*Task statement*. Output the entries below exactly as written, omitting pictures.

*Supplied records*.
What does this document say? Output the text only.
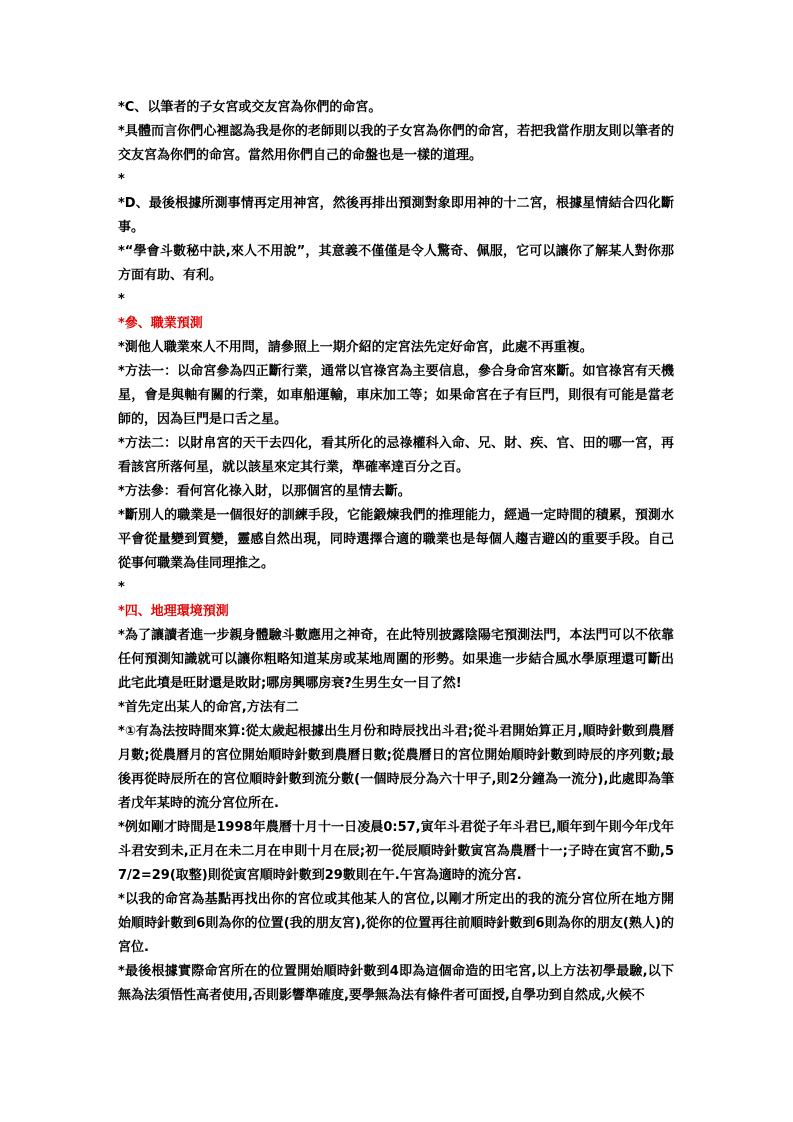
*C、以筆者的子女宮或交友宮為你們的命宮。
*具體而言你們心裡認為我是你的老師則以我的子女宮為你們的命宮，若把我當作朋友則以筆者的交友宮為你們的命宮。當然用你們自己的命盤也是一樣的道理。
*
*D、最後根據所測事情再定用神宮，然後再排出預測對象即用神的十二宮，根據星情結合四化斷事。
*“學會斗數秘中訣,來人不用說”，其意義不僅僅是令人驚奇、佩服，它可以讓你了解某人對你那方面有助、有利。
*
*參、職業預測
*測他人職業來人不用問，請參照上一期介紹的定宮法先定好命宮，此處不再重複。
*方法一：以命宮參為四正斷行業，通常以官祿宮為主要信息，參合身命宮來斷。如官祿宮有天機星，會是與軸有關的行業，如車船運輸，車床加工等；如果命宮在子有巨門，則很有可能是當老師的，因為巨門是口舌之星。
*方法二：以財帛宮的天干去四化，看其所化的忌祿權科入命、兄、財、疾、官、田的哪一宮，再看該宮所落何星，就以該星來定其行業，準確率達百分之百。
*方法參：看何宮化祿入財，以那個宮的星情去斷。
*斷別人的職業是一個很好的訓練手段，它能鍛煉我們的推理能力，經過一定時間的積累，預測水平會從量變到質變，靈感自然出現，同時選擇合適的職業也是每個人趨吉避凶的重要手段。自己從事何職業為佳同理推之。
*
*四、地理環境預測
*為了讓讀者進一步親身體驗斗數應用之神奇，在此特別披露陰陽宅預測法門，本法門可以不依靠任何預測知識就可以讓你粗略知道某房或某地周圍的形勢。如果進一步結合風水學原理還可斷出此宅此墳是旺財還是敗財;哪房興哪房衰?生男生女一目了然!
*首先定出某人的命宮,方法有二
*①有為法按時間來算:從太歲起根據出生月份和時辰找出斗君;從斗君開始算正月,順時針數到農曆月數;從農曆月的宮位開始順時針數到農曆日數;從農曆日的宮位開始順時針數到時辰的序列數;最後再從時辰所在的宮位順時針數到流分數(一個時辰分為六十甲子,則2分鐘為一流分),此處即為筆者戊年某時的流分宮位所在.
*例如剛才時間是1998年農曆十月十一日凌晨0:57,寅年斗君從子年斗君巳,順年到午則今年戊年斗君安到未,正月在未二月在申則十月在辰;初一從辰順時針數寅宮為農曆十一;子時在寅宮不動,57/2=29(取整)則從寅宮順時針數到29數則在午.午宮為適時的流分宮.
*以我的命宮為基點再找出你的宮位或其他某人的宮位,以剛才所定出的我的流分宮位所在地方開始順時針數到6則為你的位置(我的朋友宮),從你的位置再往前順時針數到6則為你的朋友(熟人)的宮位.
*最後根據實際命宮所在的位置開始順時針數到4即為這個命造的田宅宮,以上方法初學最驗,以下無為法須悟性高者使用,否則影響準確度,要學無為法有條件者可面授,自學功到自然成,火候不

*Complete output*.
What does this document say? Output the text only.
*C、以筆者的子女宮或交友宮為你們的命宮。
*具體而言你們心裡認為我是你的老師則以我的子女宮為你們的命宮，若把我當作朋友則以筆者的交友宮為你們的命宮。當然用你們自己的命盤也是一樣的道理。
*
*D、最後根據所測事情再定用神宮，然後再排出預測對象即用神的十二宮，根據星情結合四化斷事。
*“學會斗數秘中訣,來人不用說”，其意義不僅僅是令人驚奇、佩服，它可以讓你了解某人對你那方面有助、有利。
*
*參、職業預測
*測他人職業來人不用問，請參照上一期介紹的定宮法先定好命宮，此處不再重複。
*方法一：以命宮參為四正斷行業，通常以官祿宮為主要信息，參合身命宮來斷。如官祿宮有天機星，會是與軸有關的行業，如車船運輸，車床加工等；如果命宮在子有巨門，則很有可能是當老師的，因為巨門是口舌之星。
*方法二：以財帛宮的天干去四化，看其所化的忌祿權科入命、兄、財、疾、官、田的哪一宮，再看該宮所落何星，就以該星來定其行業，準確率達百分之百。
*方法參：看何宮化祿入財，以那個宮的星情去斷。
*斷別人的職業是一個很好的訓練手段，它能鍛煉我們的推理能力，經過一定時間的積累，預測水平會從量變到質變，靈感自然出現，同時選擇合適的職業也是每個人趨吉避凶的重要手段。自己從事何職業為佳同理推之。
*
*四、地理環境預測
*為了讓讀者進一步親身體驗斗數應用之神奇，在此特別披露陰陽宅預測法門，本法門可以不依靠任何預測知識就可以讓你粗略知道某房或某地周圍的形勢。如果進一步結合風水學原理還可斷出此宅此墳是旺財還是敗財;哪房興哪房衰?生男生女一目了然!
*首先定出某人的命宮,方法有二
*①有為法按時間來算:從太歲起根據出生月份和時辰找出斗君;從斗君開始算正月,順時針數到農曆月數;從農曆月的宮位開始順時針數到農曆日數;從農曆日的宮位開始順時針數到時辰的序列數;最後再從時辰所在的宮位順時針數到流分數(一個時辰分為六十甲子,則2分鐘為一流分),此處即為筆者戊年某時的流分宮位所在.
*例如剛才時間是1998年農曆十月十一日凌晨0:57,寅年斗君從子年斗君巳,順年到午則今年戊年斗君安到未,正月在未二月在申則十月在辰;初一從辰順時針數寅宮為農曆十一;子時在寅宮不動,57/2=29(取整)則從寅宮順時針數到29數則在午.午宮為適時的流分宮.
*以我的命宮為基點再找出你的宮位或其他某人的宮位,以剛才所定出的我的流分宮位所在地方開始順時針數到6則為你的位置(我的朋友宮),從你的位置再往前順時針數到6則為你的朋友(熟人)的宮位.
*最後根據實際命宮所在的位置開始順時針數到4即為這個命造的田宅宮,以上方法初學最驗,以下無為法須悟性高者使用,否則影響準確度,要學無為法有條件者可面授,自學功到自然成,火候不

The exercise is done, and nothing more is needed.